> _Your goal_: Give back each entry unchanged, minus pictures.
»»
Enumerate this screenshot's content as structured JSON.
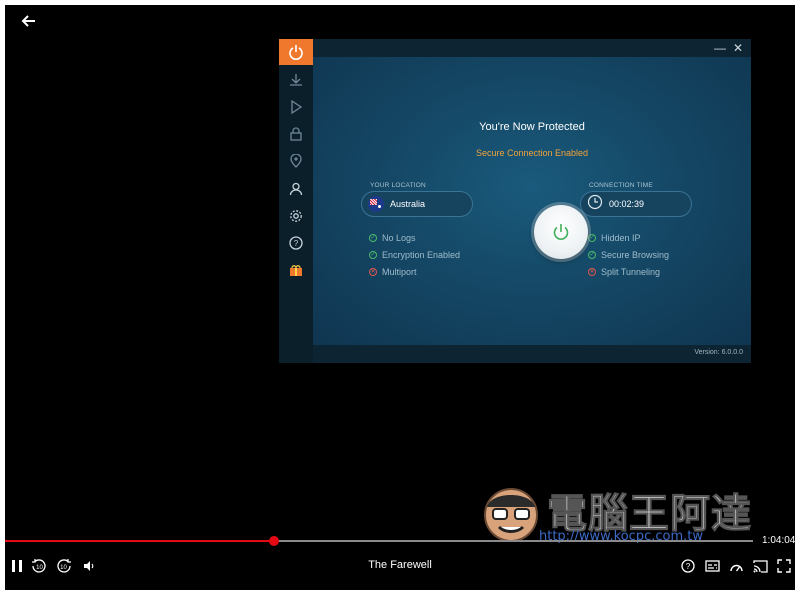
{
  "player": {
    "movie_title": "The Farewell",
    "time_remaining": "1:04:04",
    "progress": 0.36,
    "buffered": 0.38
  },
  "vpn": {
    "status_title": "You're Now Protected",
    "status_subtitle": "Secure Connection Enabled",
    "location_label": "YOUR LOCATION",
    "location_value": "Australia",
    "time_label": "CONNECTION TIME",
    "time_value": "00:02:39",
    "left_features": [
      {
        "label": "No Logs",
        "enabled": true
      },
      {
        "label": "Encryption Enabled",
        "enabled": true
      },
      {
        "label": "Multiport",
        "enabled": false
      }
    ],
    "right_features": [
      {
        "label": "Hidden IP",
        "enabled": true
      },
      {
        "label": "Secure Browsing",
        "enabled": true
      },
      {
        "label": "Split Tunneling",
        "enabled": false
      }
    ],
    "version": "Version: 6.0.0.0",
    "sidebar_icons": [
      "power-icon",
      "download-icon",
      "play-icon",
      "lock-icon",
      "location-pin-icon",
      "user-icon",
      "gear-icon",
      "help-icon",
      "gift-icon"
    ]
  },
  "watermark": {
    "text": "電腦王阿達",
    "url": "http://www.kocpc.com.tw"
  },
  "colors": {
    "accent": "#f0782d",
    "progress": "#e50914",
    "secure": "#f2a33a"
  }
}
««
> _Answer in full_:
Enumerate this screenshot's content as structured JSON.
{
  "player": {
    "movie_title": "The Farewell",
    "time_remaining": "1:04:04",
    "progress": 0.36,
    "buffered": 0.38
  },
  "vpn": {
    "status_title": "You're Now Protected",
    "status_subtitle": "Secure Connection Enabled",
    "location_label": "YOUR LOCATION",
    "location_value": "Australia",
    "time_label": "CONNECTION TIME",
    "time_value": "00:02:39",
    "left_features": [
      {
        "label": "No Logs",
        "enabled": true
      },
      {
        "label": "Encryption Enabled",
        "enabled": true
      },
      {
        "label": "Multiport",
        "enabled": false
      }
    ],
    "right_features": [
      {
        "label": "Hidden IP",
        "enabled": true
      },
      {
        "label": "Secure Browsing",
        "enabled": true
      },
      {
        "label": "Split Tunneling",
        "enabled": false
      }
    ],
    "version": "Version: 6.0.0.0",
    "sidebar_icons": [
      "power-icon",
      "download-icon",
      "play-icon",
      "lock-icon",
      "location-pin-icon",
      "user-icon",
      "gear-icon",
      "help-icon",
      "gift-icon"
    ]
  },
  "watermark": {
    "text": "電腦王阿達",
    "url": "http://www.kocpc.com.tw"
  },
  "colors": {
    "accent": "#f0782d",
    "progress": "#e50914",
    "secure": "#f2a33a"
  }
}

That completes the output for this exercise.